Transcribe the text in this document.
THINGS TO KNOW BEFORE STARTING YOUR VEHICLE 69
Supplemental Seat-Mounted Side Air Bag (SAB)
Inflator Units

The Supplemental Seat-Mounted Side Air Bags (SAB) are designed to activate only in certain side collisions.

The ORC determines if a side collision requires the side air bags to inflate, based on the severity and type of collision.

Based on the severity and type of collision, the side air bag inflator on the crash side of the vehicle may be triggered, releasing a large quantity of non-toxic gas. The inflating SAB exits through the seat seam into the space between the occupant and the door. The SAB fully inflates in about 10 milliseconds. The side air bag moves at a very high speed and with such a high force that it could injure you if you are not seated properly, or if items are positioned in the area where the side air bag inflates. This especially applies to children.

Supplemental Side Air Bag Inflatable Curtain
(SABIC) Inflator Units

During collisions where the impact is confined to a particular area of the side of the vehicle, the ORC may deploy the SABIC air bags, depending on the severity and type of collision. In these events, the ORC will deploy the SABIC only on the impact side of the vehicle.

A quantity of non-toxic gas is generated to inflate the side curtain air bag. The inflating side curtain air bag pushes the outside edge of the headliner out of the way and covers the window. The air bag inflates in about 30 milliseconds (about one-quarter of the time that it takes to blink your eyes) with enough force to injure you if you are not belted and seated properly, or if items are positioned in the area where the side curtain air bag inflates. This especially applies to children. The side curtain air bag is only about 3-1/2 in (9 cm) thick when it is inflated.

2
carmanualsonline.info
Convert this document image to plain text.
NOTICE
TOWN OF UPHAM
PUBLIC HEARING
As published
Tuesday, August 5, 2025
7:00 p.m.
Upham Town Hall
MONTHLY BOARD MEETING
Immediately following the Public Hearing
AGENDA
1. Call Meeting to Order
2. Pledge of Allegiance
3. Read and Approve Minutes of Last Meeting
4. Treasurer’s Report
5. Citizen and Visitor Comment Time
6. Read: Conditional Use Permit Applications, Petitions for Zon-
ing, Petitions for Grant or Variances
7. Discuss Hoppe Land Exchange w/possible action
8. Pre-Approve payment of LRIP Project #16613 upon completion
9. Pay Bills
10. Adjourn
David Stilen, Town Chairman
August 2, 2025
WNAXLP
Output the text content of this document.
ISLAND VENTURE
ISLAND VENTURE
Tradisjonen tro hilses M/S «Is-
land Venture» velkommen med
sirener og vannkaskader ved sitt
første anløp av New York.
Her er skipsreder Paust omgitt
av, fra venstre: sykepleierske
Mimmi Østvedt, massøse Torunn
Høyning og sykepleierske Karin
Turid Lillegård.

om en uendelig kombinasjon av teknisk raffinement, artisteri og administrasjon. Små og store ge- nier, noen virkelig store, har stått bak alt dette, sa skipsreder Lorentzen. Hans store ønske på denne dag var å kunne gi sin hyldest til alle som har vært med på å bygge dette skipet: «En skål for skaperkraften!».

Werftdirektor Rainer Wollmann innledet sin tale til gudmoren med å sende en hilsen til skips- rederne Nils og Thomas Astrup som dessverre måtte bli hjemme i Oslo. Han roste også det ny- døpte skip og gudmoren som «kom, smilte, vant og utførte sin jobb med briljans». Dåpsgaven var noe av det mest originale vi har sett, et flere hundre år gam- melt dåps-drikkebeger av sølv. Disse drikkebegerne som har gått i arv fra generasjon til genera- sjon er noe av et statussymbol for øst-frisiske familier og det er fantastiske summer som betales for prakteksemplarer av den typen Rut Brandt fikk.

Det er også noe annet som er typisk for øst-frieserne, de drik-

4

****************

Exercise description =>
Write out the whole listing again, exactly as it stands.

Written solution =>
Transcribe the text in this document.
THINGS TO KNOW BEFORE STARTING YOUR VEHICLE 69
Supplemental Seat-Mounted Side Air Bag (SAB)
Inflator Units

The Supplemental Seat-Mounted Side Air Bags (SAB) are designed to activate only in certain side collisions.

The ORC determines if a side collision requires the side air bags to inflate, based on the severity and type of collision.

Based on the severity and type of collision, the side air bag inflator on the crash side of the vehicle may be triggered, releasing a large quantity of non-toxic gas. The inflating SAB exits through the seat seam into the space between the occupant and the door. The SAB fully inflates in about 10 milliseconds. The side air bag moves at a very high speed and with such a high force that it could injure you if you are not seated properly, or if items are positioned in the area where the side air bag inflates. This especially applies to children.

Supplemental Side Air Bag Inflatable Curtain
(SABIC) Inflator Units

During collisions where the impact is confined to a particular area of the side of the vehicle, the ORC may deploy the SABIC air bags, depending on the severity and type of collision. In these events, the ORC will deploy the SABIC only on the impact side of the vehicle.

A quantity of non-toxic gas is generated to inflate the side curtain air bag. The inflating side curtain air bag pushes the outside edge of the headliner out of the way and covers the window. The air bag inflates in about 30 milliseconds (about one-quarter of the time that it takes to blink your eyes) with enough force to injure you if you are not belted and seated properly, or if items are positioned in the area where the side curtain air bag inflates. This especially applies to children. The side curtain air bag is only about 3-1/2 in (9 cm) thick when it is inflated.

2
carmanualsonline.info
Convert this document image to plain text.
NOTICE
TOWN OF UPHAM
PUBLIC HEARING
As published
Tuesday, August 5, 2025
7:00 p.m.
Upham Town Hall
MONTHLY BOARD MEETING
Immediately following the Public Hearing
AGENDA
1. Call Meeting to Order
2. Pledge of Allegiance
3. Read and Approve Minutes of Last Meeting
4. Treasurer’s Report
5. Citizen and Visitor Comment Time
6. Read: Conditional Use Permit Applications, Petitions for Zon-
ing, Petitions for Grant or Variances
7. Discuss Hoppe Land Exchange w/possible action
8. Pre-Approve payment of LRIP Project #16613 upon completion
9. Pay Bills
10. Adjourn
David Stilen, Town Chairman
August 2, 2025
WNAXLP
Output the text content of this document.
ISLAND VENTURE
ISLAND VENTURE
Tradisjonen tro hilses M/S «Is-
land Venture» velkommen med
sirener og vannkaskader ved sitt
første anløp av New York.
Her er skipsreder Paust omgitt
av, fra venstre: sykepleierske
Mimmi Østvedt, massøse Torunn
Høyning og sykepleierske Karin
Turid Lillegård.

om en uendelig kombinasjon av teknisk raffinement, artisteri og administrasjon. Små og store ge- nier, noen virkelig store, har stått bak alt dette, sa skipsreder Lorentzen. Hans store ønske på denne dag var å kunne gi sin hyldest til alle som har vært med på å bygge dette skipet: «En skål for skaperkraften!».

Werftdirektor Rainer Wollmann innledet sin tale til gudmoren med å sende en hilsen til skips- rederne Nils og Thomas Astrup som dessverre måtte bli hjemme i Oslo. Han roste også det ny- døpte skip og gudmoren som «kom, smilte, vant og utførte sin jobb med briljans». Dåpsgaven var noe av det mest originale vi har sett, et flere hundre år gam- melt dåps-drikkebeger av sølv. Disse drikkebegerne som har gått i arv fra generasjon til genera- sjon er noe av et statussymbol for øst-frisiske familier og det er fantastiske summer som betales for prakteksemplarer av den typen Rut Brandt fikk.

Det er også noe annet som er typisk for øst-frieserne, de drik-

4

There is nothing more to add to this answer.